*SET TASK*: Reproduce all lines of the listing below in which the word "right" occurs.

-- -- --

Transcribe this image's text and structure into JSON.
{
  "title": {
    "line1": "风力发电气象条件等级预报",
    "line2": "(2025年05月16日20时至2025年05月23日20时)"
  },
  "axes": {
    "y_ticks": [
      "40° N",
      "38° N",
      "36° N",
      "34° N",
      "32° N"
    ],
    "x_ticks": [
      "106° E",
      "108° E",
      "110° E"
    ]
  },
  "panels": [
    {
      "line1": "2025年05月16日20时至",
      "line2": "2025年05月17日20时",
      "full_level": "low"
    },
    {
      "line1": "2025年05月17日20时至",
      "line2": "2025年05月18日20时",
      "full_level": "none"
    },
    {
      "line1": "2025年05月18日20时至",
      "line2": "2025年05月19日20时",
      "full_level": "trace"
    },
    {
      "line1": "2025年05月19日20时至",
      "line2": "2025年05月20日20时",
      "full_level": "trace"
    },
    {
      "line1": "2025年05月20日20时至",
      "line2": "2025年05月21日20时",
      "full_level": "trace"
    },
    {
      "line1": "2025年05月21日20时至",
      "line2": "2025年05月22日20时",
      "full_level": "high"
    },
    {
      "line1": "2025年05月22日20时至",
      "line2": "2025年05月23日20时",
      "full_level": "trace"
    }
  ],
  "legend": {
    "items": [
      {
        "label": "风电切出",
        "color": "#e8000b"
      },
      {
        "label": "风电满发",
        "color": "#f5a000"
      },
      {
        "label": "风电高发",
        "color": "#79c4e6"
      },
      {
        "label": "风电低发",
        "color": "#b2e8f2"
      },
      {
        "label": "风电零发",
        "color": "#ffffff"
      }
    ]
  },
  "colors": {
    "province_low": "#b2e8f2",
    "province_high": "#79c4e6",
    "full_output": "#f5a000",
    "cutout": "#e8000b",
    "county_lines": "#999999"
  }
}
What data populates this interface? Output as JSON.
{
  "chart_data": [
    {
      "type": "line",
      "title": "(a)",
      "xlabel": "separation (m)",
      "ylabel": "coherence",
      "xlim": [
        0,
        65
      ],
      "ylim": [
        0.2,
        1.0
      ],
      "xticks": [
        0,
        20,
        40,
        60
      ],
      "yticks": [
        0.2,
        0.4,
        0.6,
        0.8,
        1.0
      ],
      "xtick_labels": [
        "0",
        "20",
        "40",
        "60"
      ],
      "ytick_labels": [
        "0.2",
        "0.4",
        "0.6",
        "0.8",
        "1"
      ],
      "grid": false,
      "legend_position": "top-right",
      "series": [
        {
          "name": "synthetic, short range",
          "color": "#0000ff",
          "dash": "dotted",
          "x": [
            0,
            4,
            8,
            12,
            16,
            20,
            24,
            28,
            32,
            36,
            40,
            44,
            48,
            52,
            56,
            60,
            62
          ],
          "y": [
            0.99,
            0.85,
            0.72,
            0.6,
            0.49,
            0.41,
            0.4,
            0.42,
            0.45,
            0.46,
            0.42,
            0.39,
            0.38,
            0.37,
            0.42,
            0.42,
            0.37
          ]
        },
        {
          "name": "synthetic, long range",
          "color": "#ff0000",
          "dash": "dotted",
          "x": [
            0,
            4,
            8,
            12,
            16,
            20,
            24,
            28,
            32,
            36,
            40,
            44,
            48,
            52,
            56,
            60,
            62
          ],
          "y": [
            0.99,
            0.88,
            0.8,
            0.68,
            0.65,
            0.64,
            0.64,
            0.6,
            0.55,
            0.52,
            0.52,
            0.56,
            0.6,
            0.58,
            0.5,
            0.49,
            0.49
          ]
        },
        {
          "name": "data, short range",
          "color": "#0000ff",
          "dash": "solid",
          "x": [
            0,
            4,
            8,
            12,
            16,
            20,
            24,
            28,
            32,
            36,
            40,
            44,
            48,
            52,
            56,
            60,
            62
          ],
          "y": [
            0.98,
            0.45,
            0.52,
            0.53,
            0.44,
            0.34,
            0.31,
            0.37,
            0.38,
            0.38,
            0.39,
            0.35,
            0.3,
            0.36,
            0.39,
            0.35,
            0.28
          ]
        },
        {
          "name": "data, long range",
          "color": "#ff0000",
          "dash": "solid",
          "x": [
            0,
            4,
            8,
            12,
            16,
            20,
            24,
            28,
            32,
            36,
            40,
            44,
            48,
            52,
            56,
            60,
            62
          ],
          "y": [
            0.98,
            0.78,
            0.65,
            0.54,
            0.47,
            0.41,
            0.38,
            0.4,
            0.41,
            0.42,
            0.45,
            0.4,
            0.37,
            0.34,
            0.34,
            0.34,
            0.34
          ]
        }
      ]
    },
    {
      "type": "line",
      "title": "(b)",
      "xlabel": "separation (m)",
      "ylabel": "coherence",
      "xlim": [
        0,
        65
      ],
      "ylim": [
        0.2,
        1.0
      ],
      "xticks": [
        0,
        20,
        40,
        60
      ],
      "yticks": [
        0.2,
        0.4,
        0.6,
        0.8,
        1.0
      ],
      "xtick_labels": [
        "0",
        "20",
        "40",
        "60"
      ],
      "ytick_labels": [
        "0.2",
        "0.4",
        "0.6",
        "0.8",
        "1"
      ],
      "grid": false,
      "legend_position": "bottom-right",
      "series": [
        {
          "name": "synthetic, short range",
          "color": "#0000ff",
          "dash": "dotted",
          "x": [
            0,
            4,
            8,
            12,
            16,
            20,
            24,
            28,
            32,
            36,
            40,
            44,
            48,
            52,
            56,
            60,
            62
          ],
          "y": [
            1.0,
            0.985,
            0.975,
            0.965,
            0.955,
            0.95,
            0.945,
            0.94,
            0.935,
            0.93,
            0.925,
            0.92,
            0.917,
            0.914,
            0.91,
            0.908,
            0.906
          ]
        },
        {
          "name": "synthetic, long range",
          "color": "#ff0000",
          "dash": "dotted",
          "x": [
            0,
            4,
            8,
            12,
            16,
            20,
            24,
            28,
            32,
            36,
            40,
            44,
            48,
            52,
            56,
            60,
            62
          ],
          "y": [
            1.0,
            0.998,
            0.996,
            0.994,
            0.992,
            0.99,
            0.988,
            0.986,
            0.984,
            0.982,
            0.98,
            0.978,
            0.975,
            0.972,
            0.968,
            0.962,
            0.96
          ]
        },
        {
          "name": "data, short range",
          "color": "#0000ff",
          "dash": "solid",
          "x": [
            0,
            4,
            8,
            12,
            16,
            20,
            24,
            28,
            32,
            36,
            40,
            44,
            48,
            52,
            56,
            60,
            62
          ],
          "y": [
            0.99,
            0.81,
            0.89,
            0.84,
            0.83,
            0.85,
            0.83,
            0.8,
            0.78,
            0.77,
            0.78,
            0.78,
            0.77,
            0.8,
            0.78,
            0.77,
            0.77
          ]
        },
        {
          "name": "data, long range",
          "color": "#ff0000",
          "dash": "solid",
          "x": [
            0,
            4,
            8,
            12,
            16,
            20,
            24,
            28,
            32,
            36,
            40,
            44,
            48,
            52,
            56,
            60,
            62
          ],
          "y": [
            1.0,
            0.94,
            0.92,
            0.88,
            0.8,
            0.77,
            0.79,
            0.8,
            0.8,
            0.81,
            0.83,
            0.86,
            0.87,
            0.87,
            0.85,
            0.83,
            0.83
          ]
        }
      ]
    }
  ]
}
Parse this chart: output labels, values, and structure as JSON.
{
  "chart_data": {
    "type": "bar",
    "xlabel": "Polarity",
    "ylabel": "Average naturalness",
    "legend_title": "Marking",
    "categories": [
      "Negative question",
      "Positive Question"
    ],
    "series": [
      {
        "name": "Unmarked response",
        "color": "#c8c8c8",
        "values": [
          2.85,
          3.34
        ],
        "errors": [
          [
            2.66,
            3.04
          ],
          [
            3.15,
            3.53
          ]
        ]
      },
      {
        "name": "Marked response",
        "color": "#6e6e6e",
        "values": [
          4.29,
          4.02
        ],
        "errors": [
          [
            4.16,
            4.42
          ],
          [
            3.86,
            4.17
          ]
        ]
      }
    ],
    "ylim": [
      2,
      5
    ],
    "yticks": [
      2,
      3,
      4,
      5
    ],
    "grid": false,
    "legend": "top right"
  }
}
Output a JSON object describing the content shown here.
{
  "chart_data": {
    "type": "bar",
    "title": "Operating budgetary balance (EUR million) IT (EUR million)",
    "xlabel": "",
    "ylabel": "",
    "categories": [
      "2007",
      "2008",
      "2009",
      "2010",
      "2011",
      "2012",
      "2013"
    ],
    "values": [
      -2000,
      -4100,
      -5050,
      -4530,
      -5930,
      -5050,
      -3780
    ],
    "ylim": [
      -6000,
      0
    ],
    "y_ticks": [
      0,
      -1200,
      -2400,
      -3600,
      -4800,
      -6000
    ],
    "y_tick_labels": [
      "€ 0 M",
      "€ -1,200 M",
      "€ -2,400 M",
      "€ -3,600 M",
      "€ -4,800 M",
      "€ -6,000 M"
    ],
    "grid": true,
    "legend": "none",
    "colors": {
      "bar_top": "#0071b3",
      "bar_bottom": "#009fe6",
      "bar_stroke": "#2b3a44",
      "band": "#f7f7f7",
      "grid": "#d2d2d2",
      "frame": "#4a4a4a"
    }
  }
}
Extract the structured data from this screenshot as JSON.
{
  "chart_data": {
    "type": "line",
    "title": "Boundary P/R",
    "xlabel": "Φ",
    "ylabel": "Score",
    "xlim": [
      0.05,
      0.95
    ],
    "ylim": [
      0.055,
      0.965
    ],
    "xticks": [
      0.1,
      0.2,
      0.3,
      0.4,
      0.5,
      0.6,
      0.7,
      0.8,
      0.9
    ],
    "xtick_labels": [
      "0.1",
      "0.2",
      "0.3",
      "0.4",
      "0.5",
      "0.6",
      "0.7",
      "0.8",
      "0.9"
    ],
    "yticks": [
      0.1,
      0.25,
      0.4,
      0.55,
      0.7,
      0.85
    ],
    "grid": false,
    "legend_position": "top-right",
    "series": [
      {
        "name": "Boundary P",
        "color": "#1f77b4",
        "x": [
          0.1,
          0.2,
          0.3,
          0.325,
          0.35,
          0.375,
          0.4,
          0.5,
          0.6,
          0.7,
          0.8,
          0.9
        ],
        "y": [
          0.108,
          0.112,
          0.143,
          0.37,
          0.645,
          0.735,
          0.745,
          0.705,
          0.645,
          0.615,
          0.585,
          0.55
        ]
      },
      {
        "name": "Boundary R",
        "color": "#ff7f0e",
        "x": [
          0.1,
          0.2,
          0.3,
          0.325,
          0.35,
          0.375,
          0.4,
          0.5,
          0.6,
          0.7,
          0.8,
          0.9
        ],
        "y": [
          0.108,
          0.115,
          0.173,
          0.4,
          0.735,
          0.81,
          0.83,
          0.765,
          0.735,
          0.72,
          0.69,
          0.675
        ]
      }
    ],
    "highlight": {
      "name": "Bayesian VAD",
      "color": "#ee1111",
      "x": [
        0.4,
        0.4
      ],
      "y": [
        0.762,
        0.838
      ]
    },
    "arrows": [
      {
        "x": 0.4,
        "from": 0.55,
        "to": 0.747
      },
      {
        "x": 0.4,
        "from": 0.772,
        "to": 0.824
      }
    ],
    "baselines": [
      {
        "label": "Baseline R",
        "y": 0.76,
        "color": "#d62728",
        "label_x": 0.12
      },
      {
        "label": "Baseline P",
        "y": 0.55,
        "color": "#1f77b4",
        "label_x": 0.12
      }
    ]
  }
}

-- -- --

*IN RESPONSE*:
      "legend_position": "top-right",
      "legend_position": "bottom-right",
    "legend": "top right"
    "legend_position": "top-right",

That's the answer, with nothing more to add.